### DIRECTIVE
With the pictures left out, copy the listing below exactly.
─── RECORDS TO USE ───
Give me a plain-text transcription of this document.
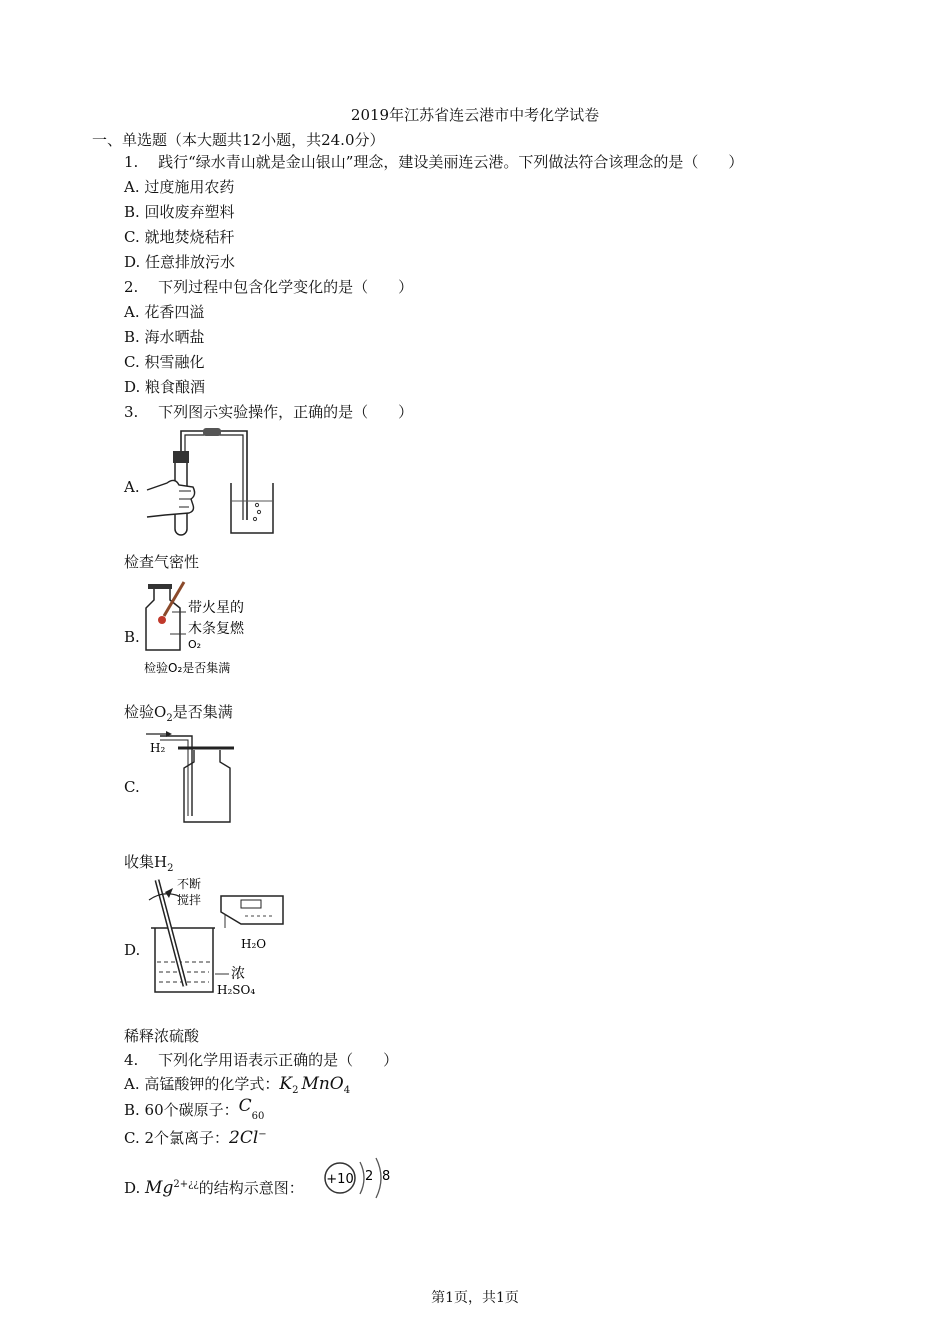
2019年江苏省连云港市中考化学试卷
一、单选题（本大题共12小题，共24.0分）
1.　 践行“绿水青山就是金山银山”理念，建设美丽连云港。下列做法符合该理念的是（　　）
A. 过度施用农药
B. 回收废弃塑料
C. 就地焚烧秸秆
D. 任意排放污水
2.　 下列过程中包含化学变化的是（　　）
A. 花香四溢
B. 海水晒盐
C. 积雪融化
D. 粮食酿酒
3.　 下列图示实验操作，正确的是（　　）
A.
检查气密性
B.
带火星的
木条复燃
O₂
检验O₂是否集满
检验$O_2$是否集满
C.
H₂
收集$H_2$
D.
不断
搅拌
H₂O
浓
H₂SO₄
稀释浓硫酸
4.　 下列化学用语表示正确的是（　　）
A. 高锰酸钾的化学式：$K_2$ MnO$_4$
B. 60个碳原子：$C_{60}$
C. 2个氯离子：2Cl−
D. $Mg^{2+¿¿}$的结构示意图： +10 2 8
第1页，共1页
───
### EXERCISE RESPONSE
Give me a plain-text transcription of this document.
2019年江苏省连云港市中考化学试卷
一、单选题（本大题共12小题，共24.0分）
1.　 践行“绿水青山就是金山银山”理念，建设美丽连云港。下列做法符合该理念的是（　　）
A. 过度施用农药
B. 回收废弃塑料
C. 就地焚烧秸秆
D. 任意排放污水
2.　 下列过程中包含化学变化的是（　　）
A. 花香四溢
B. 海水晒盐
C. 积雪融化
D. 粮食酿酒
3.　 下列图示实验操作，正确的是（　　）
A.
检查气密性
B.
带火星的
木条复燃
O₂
检验O₂是否集满
检验$O_2$是否集满
C.
H₂
收集$H_2$
D.
不断
搅拌
H₂O
浓
H₂SO₄
稀释浓硫酸
4.　 下列化学用语表示正确的是（　　）
A. 高锰酸钾的化学式：$K_2$ MnO$_4$
B. 60个碳原子：$C_{60}$
C. 2个氯离子：2Cl−
D. $Mg^{2+¿¿}$的结构示意图： +10 2 8
第1页，共1页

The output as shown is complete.